#### INSTRUCTIONS TO FOLLOW
Return the number of lines holding "空白正方形的个数是", with nothing added.

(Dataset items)
=-=-=-=-=

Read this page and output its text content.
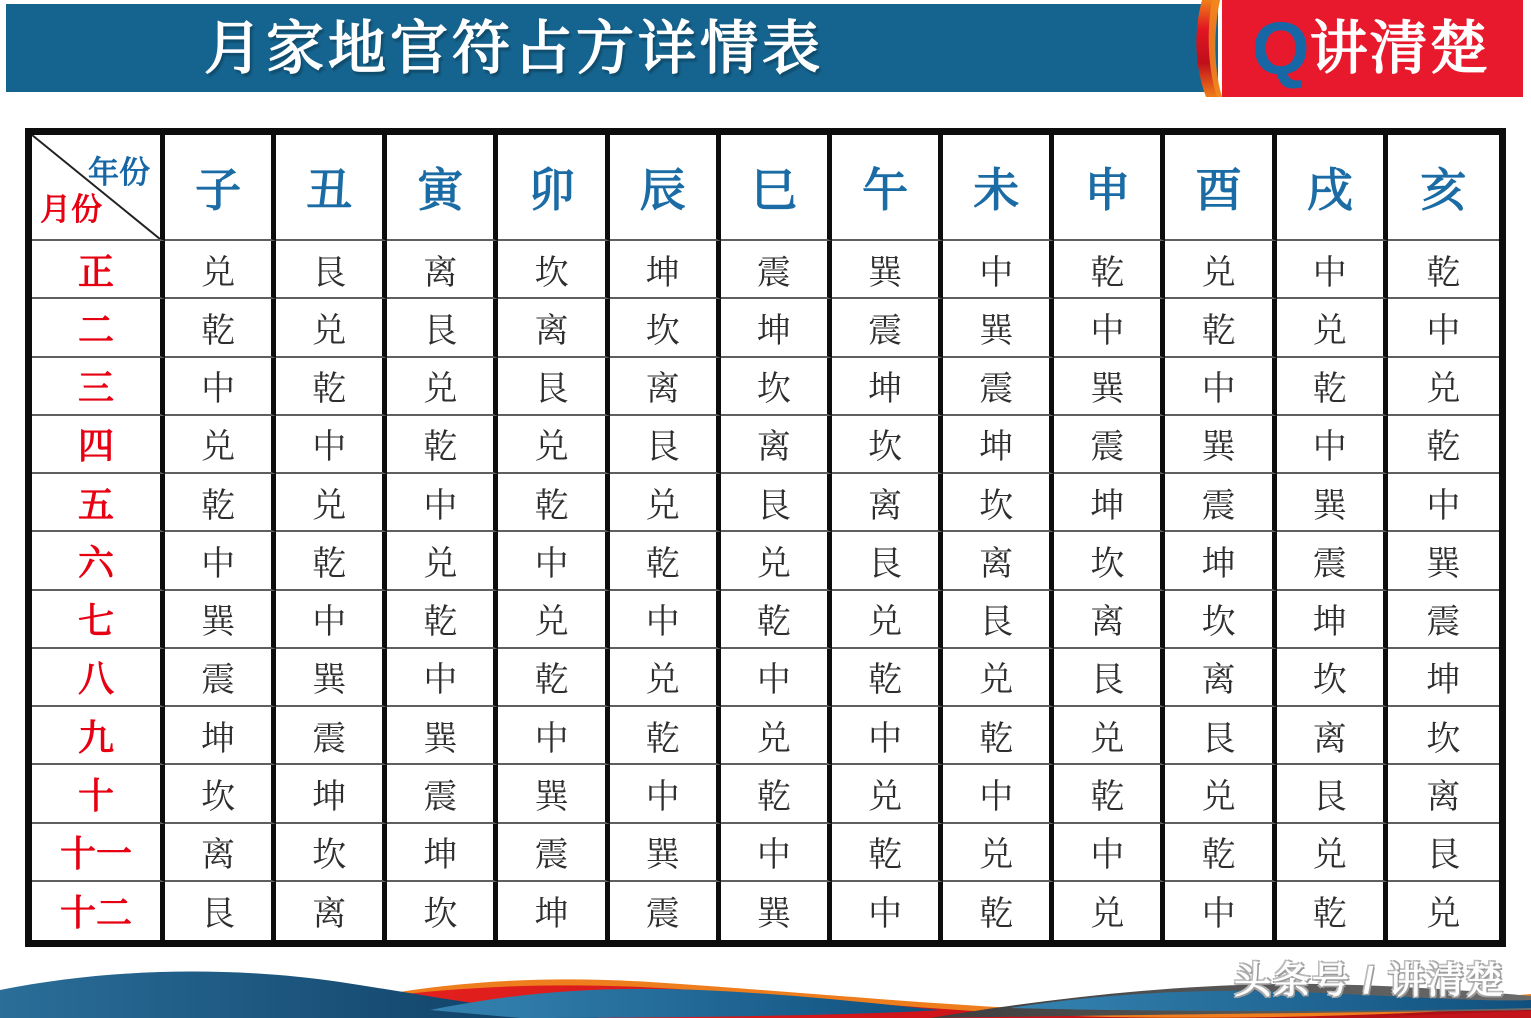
月家地官符占方详情表	Q 讲清楚
年份
月份	子	丑	寅	卯	辰	巳	午	未	申	酉	戌	亥
正	兑	艮	离	坎	坤	震	巽	中	乾	兑	中	乾
二	乾	兑	艮	离	坎	坤	震	巽	中	乾	兑	中
三	中	乾	兑	艮	离	坎	坤	震	巽	中	乾	兑
四	兑	中	乾	兑	艮	离	坎	坤	震	巽	中	乾
五	乾	兑	中	乾	兑	艮	离	坎	坤	震	巽	中
六	中	乾	兑	中	乾	兑	艮	离	坎	坤	震	巽
七	巽	中	乾	兑	中	乾	兑	艮	离	坎	坤	震
八	震	巽	中	乾	兑	中	乾	兑	艮	离	坎	坤
九	坤	震	巽	中	乾	兑	中	乾	兑	艮	离	坎
十	坎	坤	震	巽	中	乾	兑	中	乾	兑	艮	离
十一	离	坎	坤	震	巽	中	乾	兑	中	乾	兑	艮
十二	艮	离	坎	坤	震	巽	中	乾	兑	中	乾	兑
头条号 / 讲清楚
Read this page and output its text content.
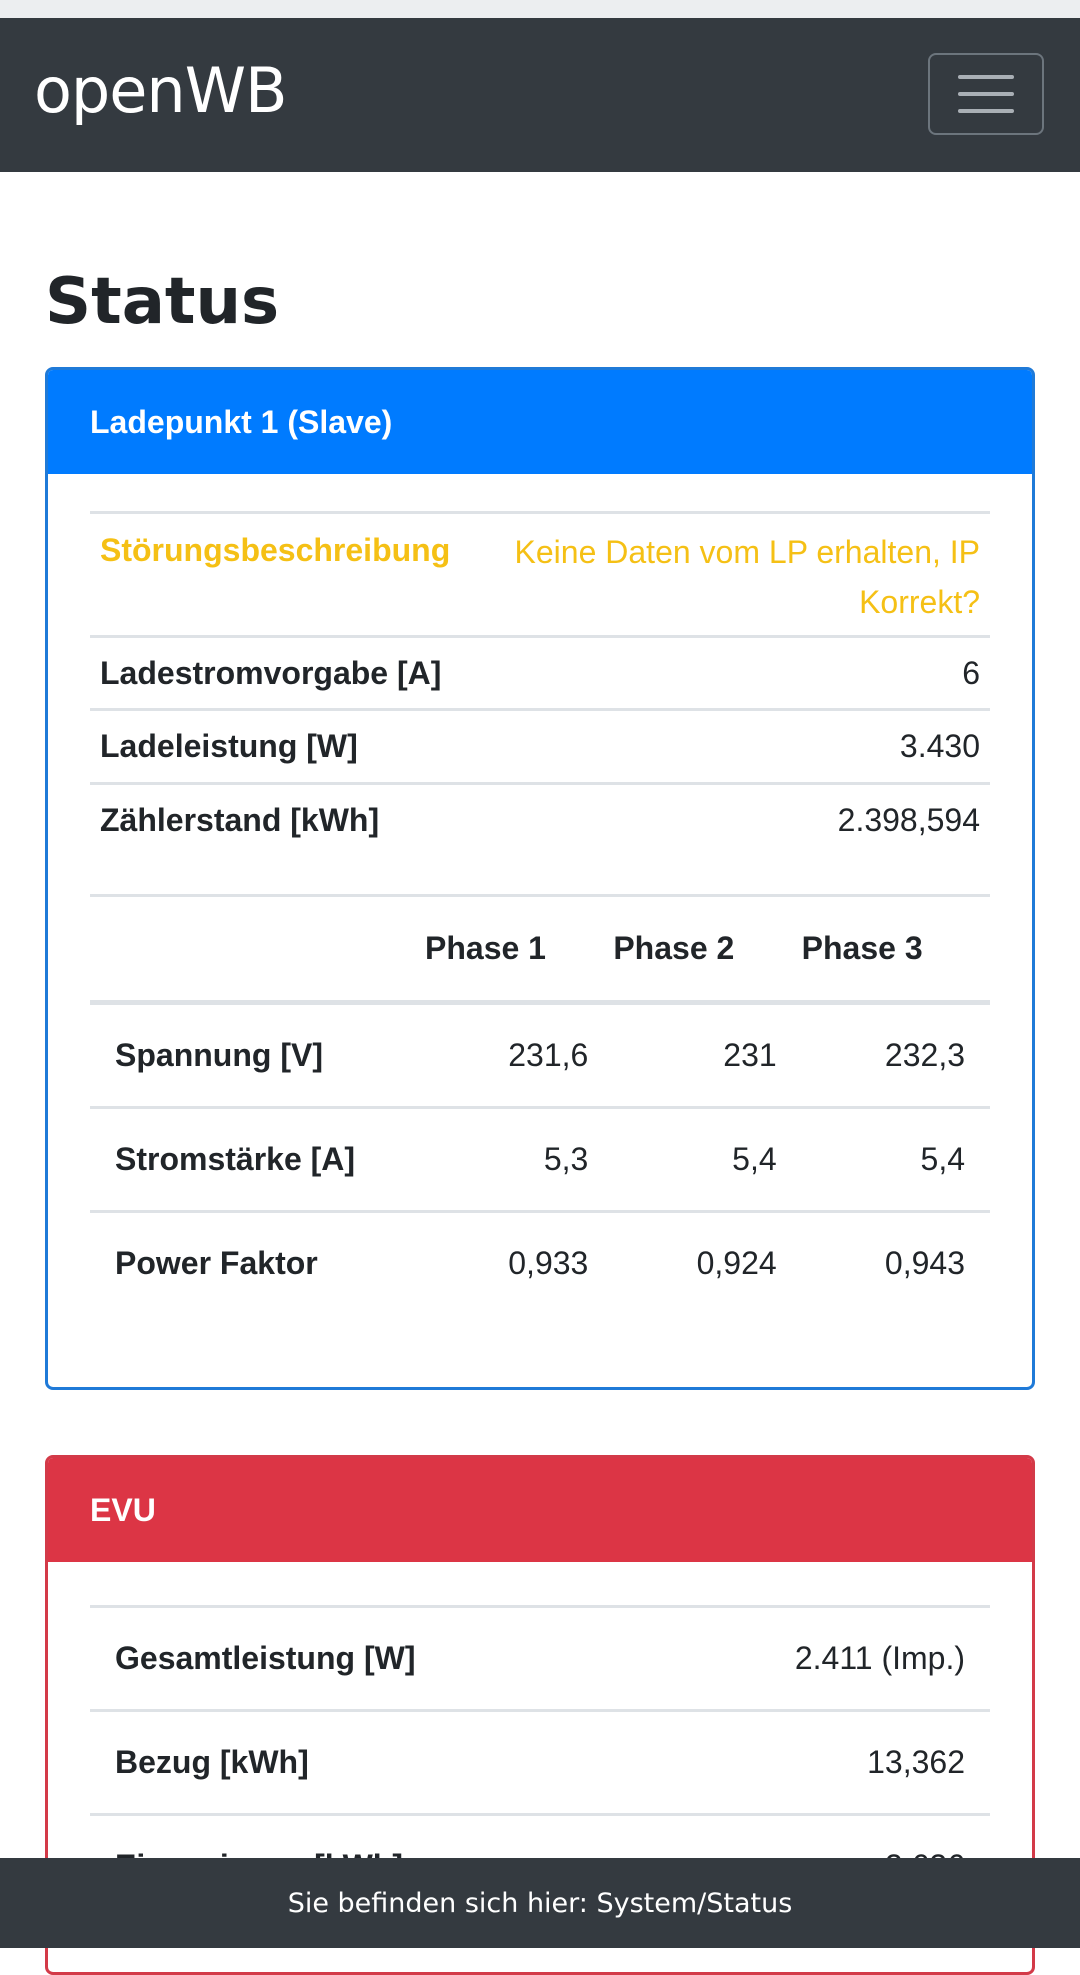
openWB
Status
Ladepunkt 1 (Slave)
Störungsbeschreibung	Keine Daten vom LP erhalten, IP Korrekt?
Ladestromvorgabe [A]	6
Ladeleistung [W]	3.430
Zählerstand [kWh]	2.398,594
	Phase 1	Phase 2	Phase 3
Spannung [V]	231,6	231	232,3
Stromstärke [A]	5,3	5,4	5,4
Power Faktor	0,933	0,924	0,943
EVU
Gesamtleistung [W]	2.411 (Imp.)
Bezug [kWh]	13,362
Sie befinden sich hier: System/Status
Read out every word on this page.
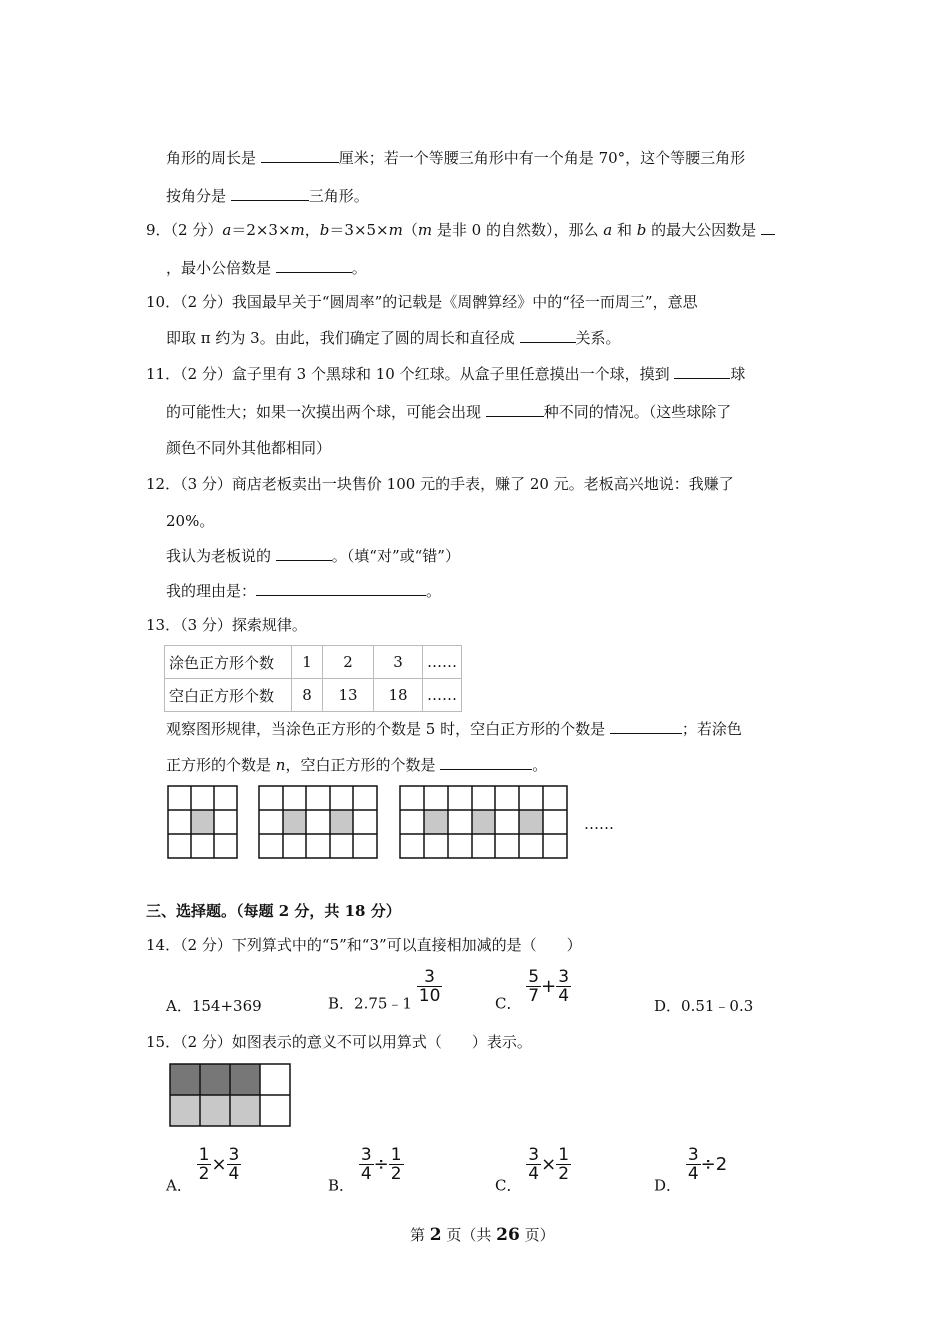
角形的周长是	厘米；若一个等腰三角形中有一个角是 70°，这个等腰三角形
按角分是	三角形。
9．（2 分）a＝2×3×m，b＝3×5×m（m 是非 0 的自然数），那么 a 和 b 的最大公因数是
，最小公倍数是	。
10．（2 分）我国最早关于“圆周率”的记载是《周髀算经》中的“径一而周三”，意思
即取 π 约为 3。由此，我们确定了圆的周长和直径成	关系。
11．（2 分）盒子里有 3 个黑球和 10 个红球。从盒子里任意摸出一个球，摸到	球
的可能性大；如果一次摸出两个球，可能会出现	种不同的情况。（这些球除了
颜色不同外其他都相同）
12．（3 分）商店老板卖出一块售价 100 元的手表，赚了 20 元。老板高兴地说：我赚了
20%。
我认为老板说的	。（填“对”或“错”）
我的理由是：	。
13．（3 分）探索规律。
涂色正方形个数	1	2	3	……
空白正方形个数	8	13	18	……
观察图形规律，当涂色正方形的个数是 5 时，空白正方形的个数是	；若涂色
正方形的个数是 n，空白正方形的个数是	。
……
三、选择题。（每题 2 分，共 18 分）
14．（2 分）下列算式中的“5”和“3”可以直接相加减的是（　　）
A．154+369	B．2.75﹣1 $\frac{3}{10}$	C． $\frac{5}{7} + \frac{3}{4}$
D．0.51﹣0.3
15．（2 分）如图表示的意义不可以用算式（　　）表示。
A．
$\frac{1}{2} \times \frac{3}{4}$
B．
$\frac{3}{4} \div \frac{1}{2}$
C．
$\frac{3}{4} \times \frac{1}{2}$
D．
$\frac{3}{4} \div 2$
第 2 页（共 26 页）
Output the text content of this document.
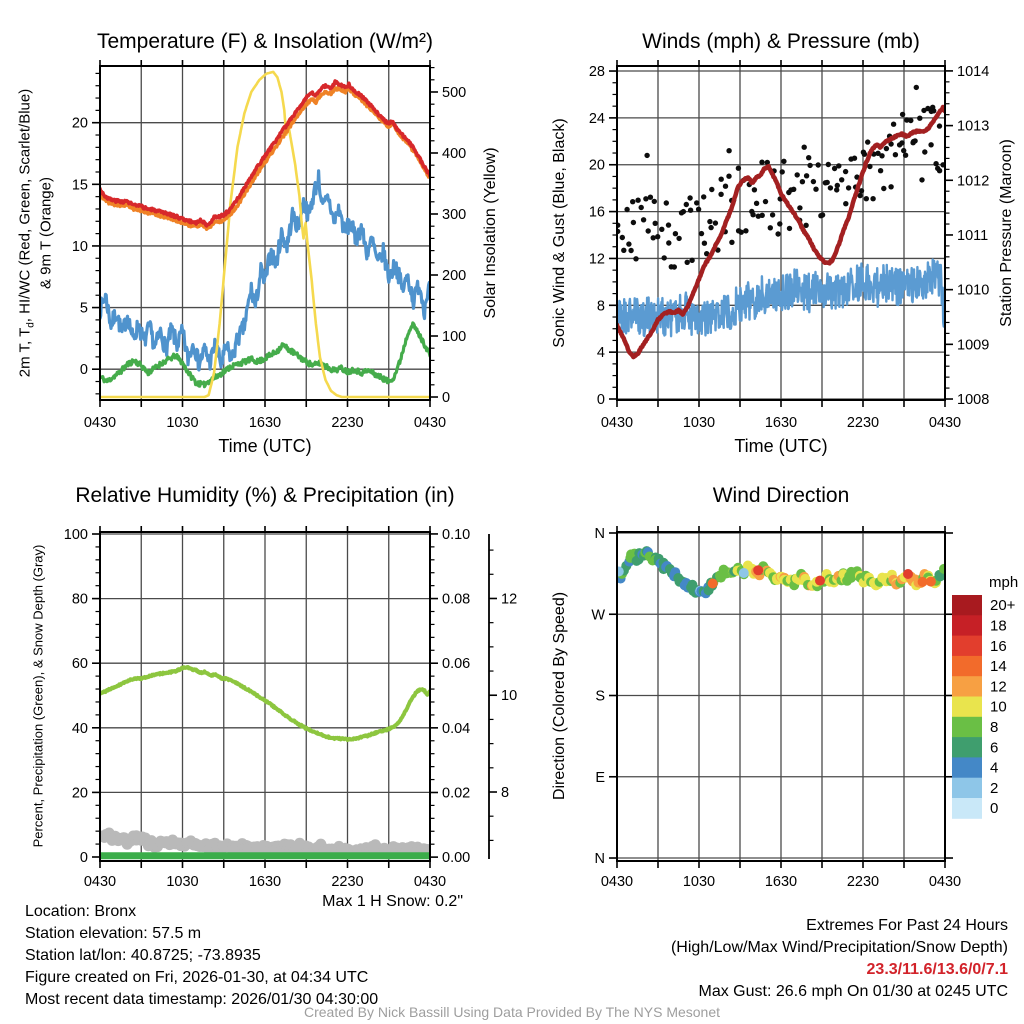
0430	1030	1630	2230	0430
0
5
10
15
20
0
100
200
300
400
500
0430	1030	1630	2230	0430
0
4
8
12
16
20
24
28
1008
1009
1010
1011
1012
1013
1014
0430	1030	1630	2230	0430
0
20
40
60
80
100
0.00
0.02
0.04
0.06
0.08
0.10
8
10
12
0430	1030	1630	2230	0430
N
W
S
E
N
20+
18
16
14
12
10
8
6
4
2
0
Temperature (F) & Insolation (W/m²)	Winds (mph) & Pressure (mb)
Relative Humidity (%) & Precipitation (in)	Wind Direction
Time (UTC)	Time (UTC)
2m T, $T_d$, HI/WC (Red, Green, Scarlet/Blue) & 9m T (Orange)	Solar Insolation (Yellow)	Sonic Wind & Gust (Blue, Black)	Station Pressure (Maroon)
Percent, Precipitation (Green), & Snow Depth (Gray)	Direction (Colored By Speed)
mph
Location: Bronx
Station elevation: 57.5 m
Station lat/lon: 40.8725; -73.8935
Figure created on Fri, 2026-01-30, at 04:34 UTC
Most recent data timestamp: 2026/01/30 04:30:00
Max 1 H Snow: 0.2"
Extremes For Past 24 Hours
(High/Low/Max Wind/Precipitation/Snow Depth)
23.3/11.6/13.6/0/7.1
Max Gust: 26.6 mph On 01/30 at 0245 UTC
Created By Nick Bassill Using Data Provided By The NYS Mesonet
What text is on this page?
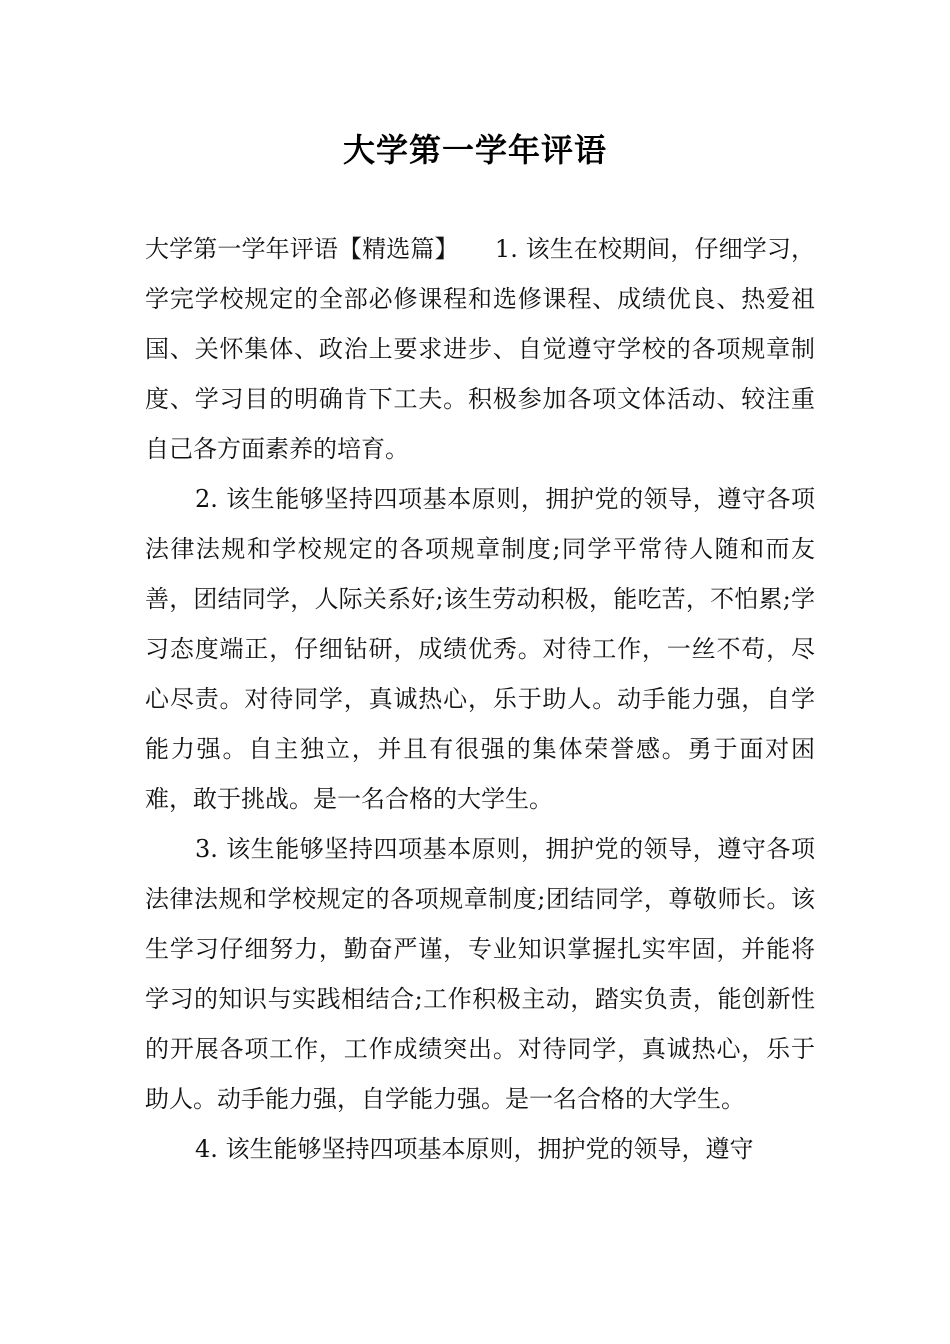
大学第一学年评语

大学第一学年评语【精选篇】　　1. 该生在校期间，仔细学习，学完学校规定的全部必修课程和选修课程、成绩优良、热爱祖国、关怀集体、政治上要求进步、自觉遵守学校的各项规章制度、学习目的明确肯下工夫。积极参加各项文体活动、较注重自己各方面素养的培育。

2. 该生能够坚持四项基本原则，拥护党的领导，遵守各项法律法规和学校规定的各项规章制度;同学平常待人随和而友善，团结同学，人际关系好;该生劳动积极，能吃苦，不怕累;学习态度端正，仔细钻研，成绩优秀。对待工作，一丝不苟，尽心尽责。对待同学，真诚热心，乐于助人。动手能力强，自学能力强。自主独立，并且有很强的集体荣誉感。勇于面对困难，敢于挑战。是一名合格的大学生。

3. 该生能够坚持四项基本原则，拥护党的领导，遵守各项法律法规和学校规定的各项规章制度;团结同学，尊敬师长。该生学习仔细努力，勤奋严谨，专业知识掌握扎实牢固，并能将学习的知识与实践相结合;工作积极主动，踏实负责，能创新性的开展各项工作，工作成绩突出。对待同学，真诚热心，乐于助人。动手能力强，自学能力强。是一名合格的大学生。

4. 该生能够坚持四项基本原则，拥护党的领导，遵守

=-=-=-=-=

#### SOLUTION FOR THIS EXERCISE
2